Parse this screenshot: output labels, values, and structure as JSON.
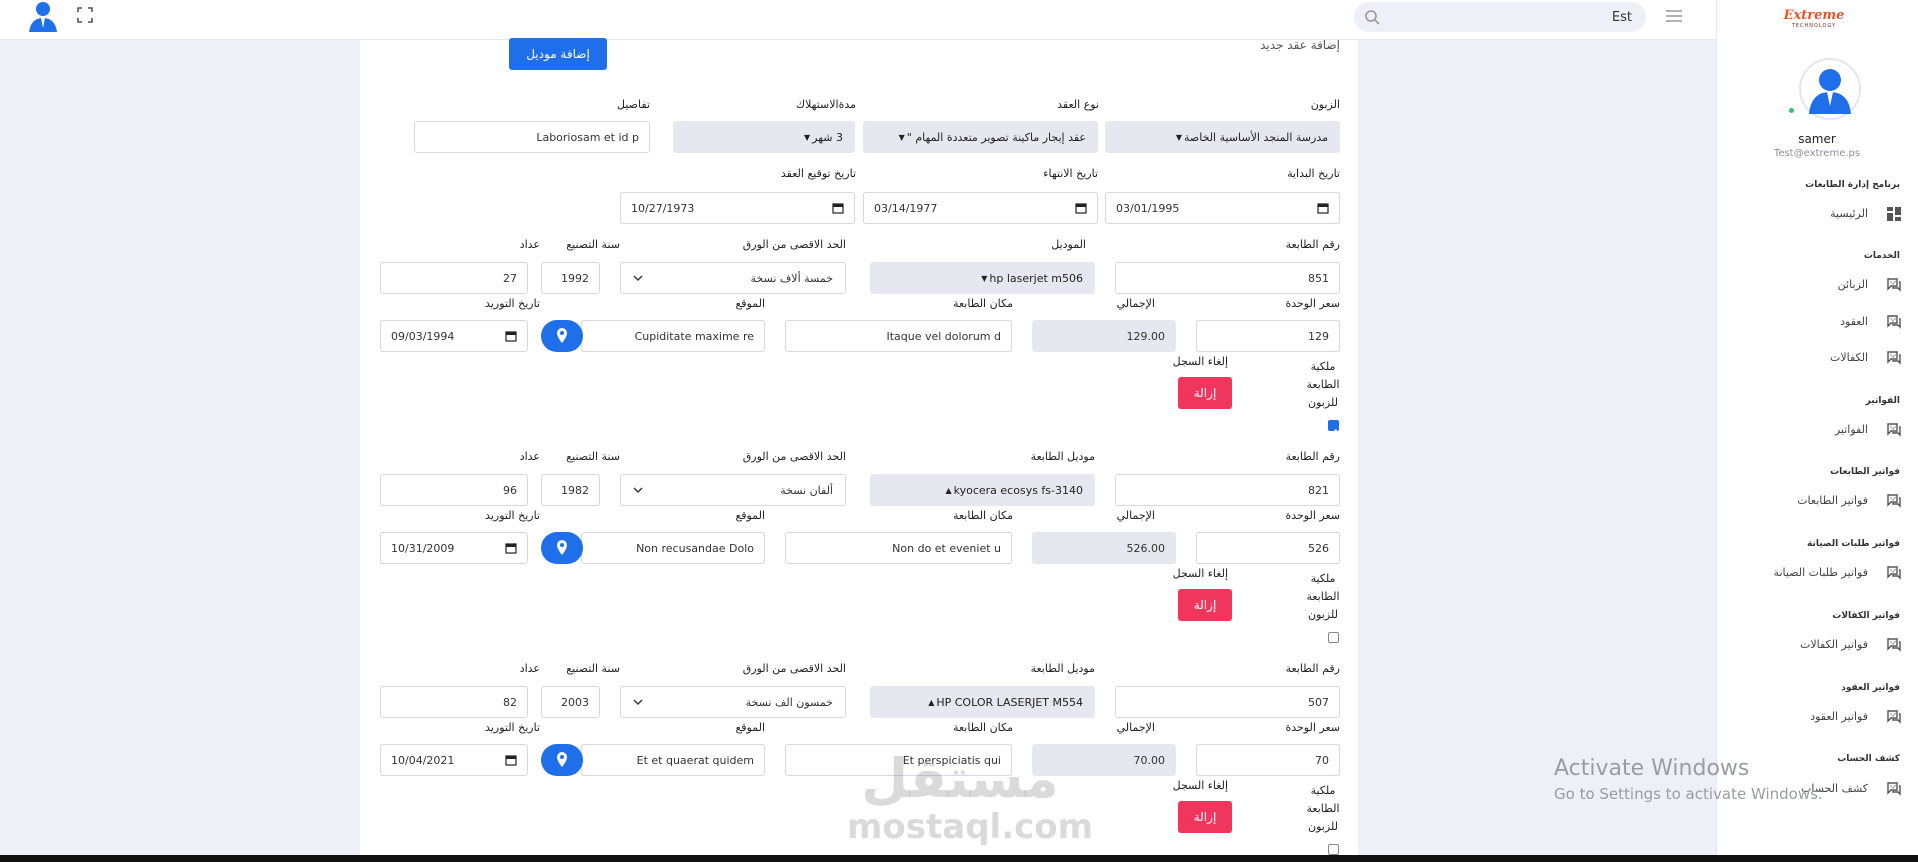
{
  "header": {
    "search": {
      "value": "Est"
    }
  },
  "sidebar": {
    "brand": {
      "name": "Extreme",
      "tagline": "TECHNOLOGY"
    },
    "user": {
      "name": "samer",
      "email": "Test@extreme.ps"
    },
    "sections": [
      {
        "title": "برنامج إدارة الطابعات",
        "item": "الرئيسية"
      },
      {
        "title": "الخدمات",
        "items": [
          "الزبائن",
          "العقود",
          "الكفالات"
        ]
      },
      {
        "title": "الفواتير",
        "item": "الفواتير"
      },
      {
        "title": "فواتير الطابعات",
        "item": "فواتير الطابعات"
      },
      {
        "title": "فواتير طلبات الصيانة",
        "item": "فواتير طلبات الصيانة"
      },
      {
        "title": "فواتير الكفالات",
        "item": "فواتير الكفالات"
      },
      {
        "title": "فواتير العقود",
        "item": "فواتير العقود"
      },
      {
        "title": "كشف الحساب",
        "item": "كشف الحساب"
      }
    ]
  },
  "page": {
    "title": "إضافة عقد جديد",
    "add_model_label": "إضافة موديل",
    "contract": {
      "labels": {
        "customer": "الزبون",
        "contract_type": "نوع العقد",
        "consumption_period": "مدةالاستهلاك",
        "details": "تفاصيل",
        "start_date": "تاريخ البداية",
        "end_date": "تاريخ الانتهاء",
        "sign_date": "تاريخ توقيع العقد"
      },
      "customer": "مدرسة المنجد الأساسية الخاصة",
      "contract_type": "عقد إيجار ماكينة تصوير متعددة المهام \"",
      "consumption_period": "3 شهر",
      "details": "Laboriosam et id p",
      "start_date": "03/01/1995",
      "end_date": "03/14/1977",
      "sign_date": "10/27/1973"
    },
    "printer_labels": {
      "printer_number": "رقم الطابعة",
      "model": "الموديل",
      "printer_model": "موديل الطابعة",
      "max_paper": "الحد الاقصى من الورق",
      "manufacture_year": "سنة التصنيع",
      "counter": "عداد",
      "unit_price": "سعر الوحدة",
      "total": "الإجمالي",
      "printer_place": "مكان الطابعة",
      "location": "الموقع",
      "supply_date": "تاريخ التوريد",
      "customer_owned": "ملكية الطابعة للزبون",
      "cancel_record": "إلغاء السجل",
      "remove": "إزالة"
    },
    "printers": [
      {
        "model_label": "الموديل",
        "printer_number": "851",
        "model": "hp laserjet m506",
        "max_paper": "خمسة ألاف نسخة",
        "manufacture_year": "1992",
        "counter": "27",
        "unit_price": "129",
        "total": "129.00",
        "printer_place": "Itaque vel dolorum d",
        "location": "Cupiditate maxime re",
        "supply_date": "09/03/1994",
        "customer_owned": true
      },
      {
        "model_label": "موديل الطابعة",
        "printer_number": "821",
        "model": "kyocera ecosys fs-3140",
        "max_paper": "ألفان نسخة",
        "manufacture_year": "1982",
        "counter": "96",
        "unit_price": "526",
        "total": "526.00",
        "printer_place": "Non do et eveniet u",
        "location": "Non recusandae Dolo",
        "supply_date": "10/31/2009",
        "customer_owned": false
      },
      {
        "model_label": "موديل الطابعة",
        "printer_number": "507",
        "model": "HP COLOR LASERJET M554",
        "max_paper": "خمسون الف نسخة",
        "manufacture_year": "2003",
        "counter": "82",
        "unit_price": "70",
        "total": "70.00",
        "printer_place": "Et perspiciatis qui",
        "location": "Et et quaerat quidem",
        "supply_date": "10/04/2021",
        "customer_owned": false
      }
    ]
  },
  "watermark": {
    "line1": "مستقل",
    "line2": "mostaql.com"
  },
  "os_notice": {
    "line1": "Activate Windows",
    "line2": "Go to Settings to activate Windows."
  }
}
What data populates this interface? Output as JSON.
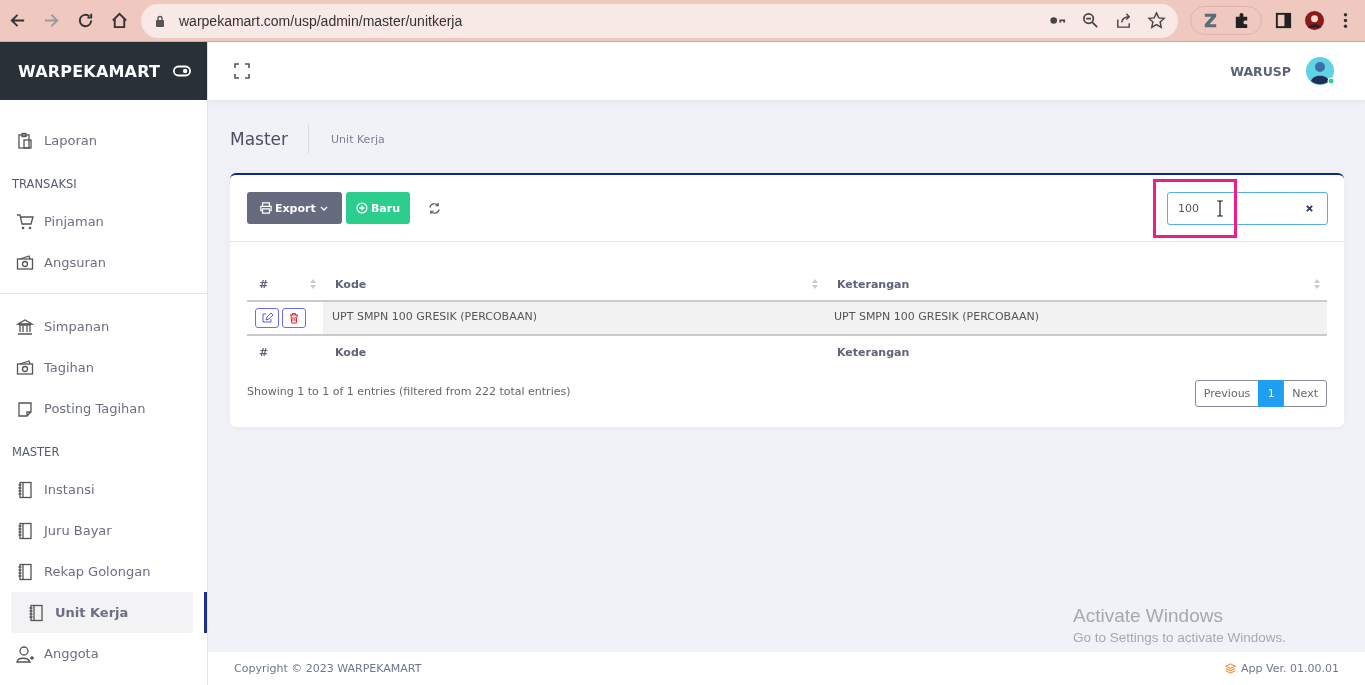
{
  "browser": {
    "url": "warpekamart.com/usp/admin/master/unitkerja"
  },
  "app": {
    "brand": "WARPEKAMART",
    "user_name": "WARUSP"
  },
  "sidebar": {
    "items": [
      {
        "kind": "item",
        "label": "Laporan",
        "selected": false
      },
      {
        "kind": "section",
        "label": "TRANSAKSI"
      },
      {
        "kind": "item",
        "label": "Pinjaman",
        "selected": false
      },
      {
        "kind": "item",
        "label": "Angsuran",
        "selected": false
      },
      {
        "kind": "divider"
      },
      {
        "kind": "item",
        "label": "Simpanan",
        "selected": false
      },
      {
        "kind": "item",
        "label": "Tagihan",
        "selected": false
      },
      {
        "kind": "item",
        "label": "Posting Tagihan",
        "selected": false
      },
      {
        "kind": "section",
        "label": "MASTER"
      },
      {
        "kind": "item",
        "label": "Instansi",
        "selected": false
      },
      {
        "kind": "item",
        "label": "Juru Bayar",
        "selected": false
      },
      {
        "kind": "item",
        "label": "Rekap Golongan",
        "selected": false
      },
      {
        "kind": "item",
        "label": "Unit Kerja",
        "selected": true
      },
      {
        "kind": "item",
        "label": "Anggota",
        "selected": false
      }
    ]
  },
  "breadcrumb": {
    "title": "Master",
    "current": "Unit Kerja"
  },
  "toolbar": {
    "export_label": "Export",
    "new_label": "Baru"
  },
  "search": {
    "value": "100"
  },
  "table": {
    "columns": [
      "#",
      "Kode",
      "Keterangan"
    ],
    "rows": [
      {
        "kode": "UPT SMPN 100 GRESIK (PERCOBAAN)",
        "keterangan": "UPT SMPN 100 GRESIK (PERCOBAAN)"
      }
    ],
    "footer_columns": [
      "#",
      "Kode",
      "Keterangan"
    ],
    "info": "Showing 1 to 1 of 1 entries (filtered from 222 total entries)"
  },
  "pagination": [
    {
      "label": "Previous",
      "selected": false
    },
    {
      "label": "1",
      "selected": true
    },
    {
      "label": "Next",
      "selected": false
    }
  ],
  "footer": {
    "copyright": "Copyright © 2023 WARPEKAMART",
    "version": "App Ver. 01.00.01"
  },
  "os_notice": {
    "title": "Activate Windows",
    "message": "Go to Settings to activate Windows."
  }
}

· · ·

• _PROBLEM_
Of the lines in the material, how many hold the word "الصيانة"? Reply with the number only.

• _EXERCISE SOLUTION_
2